**Exercise directions**
Leave out the pictures and copy the remaining records exactly.

[Items listed in a dataset]
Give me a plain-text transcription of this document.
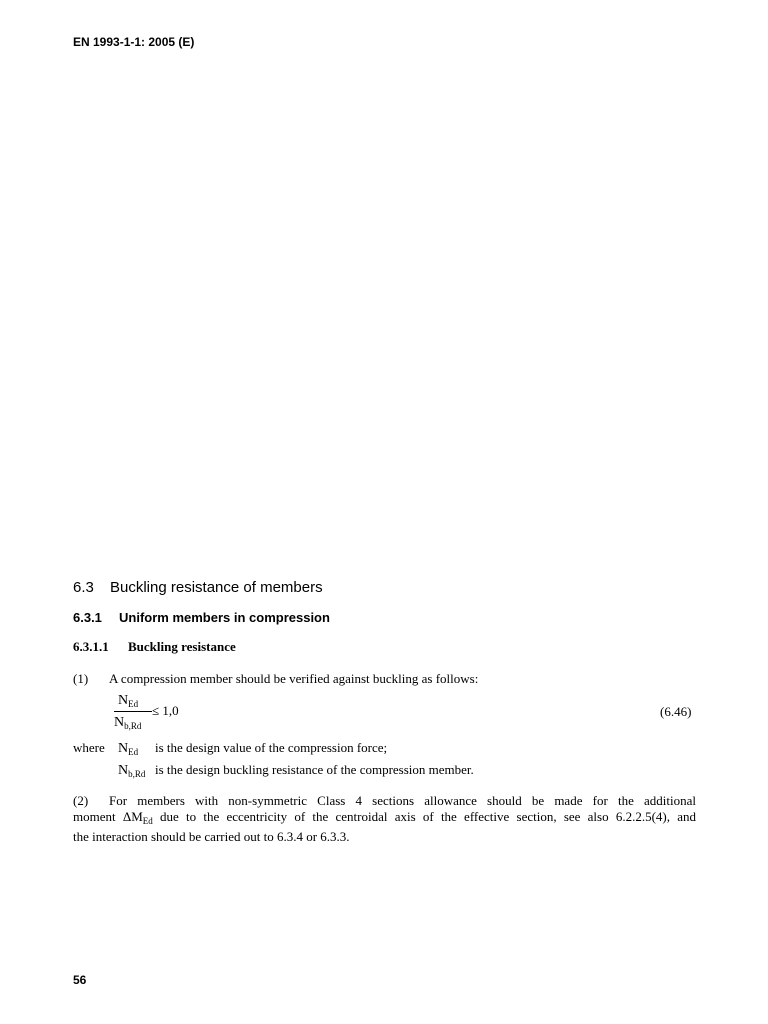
EN 1993-1-1: 2005 (E)
6.3 Buckling resistance of members
6.3.1 Uniform members in compression
6.3.1.1 Buckling resistance
(1) A compression member should be verified against buckling as follows:
$N_{Ed}$
$N_{b,Rd}$
≤ 1,0	(6.46)
where $N_{Ed}$ is the design value of the compression force;
$N_{b,Rd}$ is the design buckling resistance of the compression member.
(2) For members with non-symmetric Class 4 sections allowance should be made for the additional
moment $\Delta M_{Ed}$ due to the eccentricity of the centroidal axis of the effective section, see also 6.2.2.5(4), and
the interaction should be carried out to 6.3.4 or 6.3.3.
56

**Right answer**
Give me a plain-text transcription of this document.
EN 1993-1-1: 2005 (E)
6.3 Buckling resistance of members
6.3.1 Uniform members in compression
6.3.1.1 Buckling resistance
(1) A compression member should be verified against buckling as follows:
$N_{Ed}$
$N_{b,Rd}$
≤ 1,0	(6.46)
where $N_{Ed}$ is the design value of the compression force;
$N_{b,Rd}$ is the design buckling resistance of the compression member.
(2) For members with non-symmetric Class 4 sections allowance should be made for the additional
moment $\Delta M_{Ed}$ due to the eccentricity of the centroidal axis of the effective section, see also 6.2.2.5(4), and
the interaction should be carried out to 6.3.4 or 6.3.3.
56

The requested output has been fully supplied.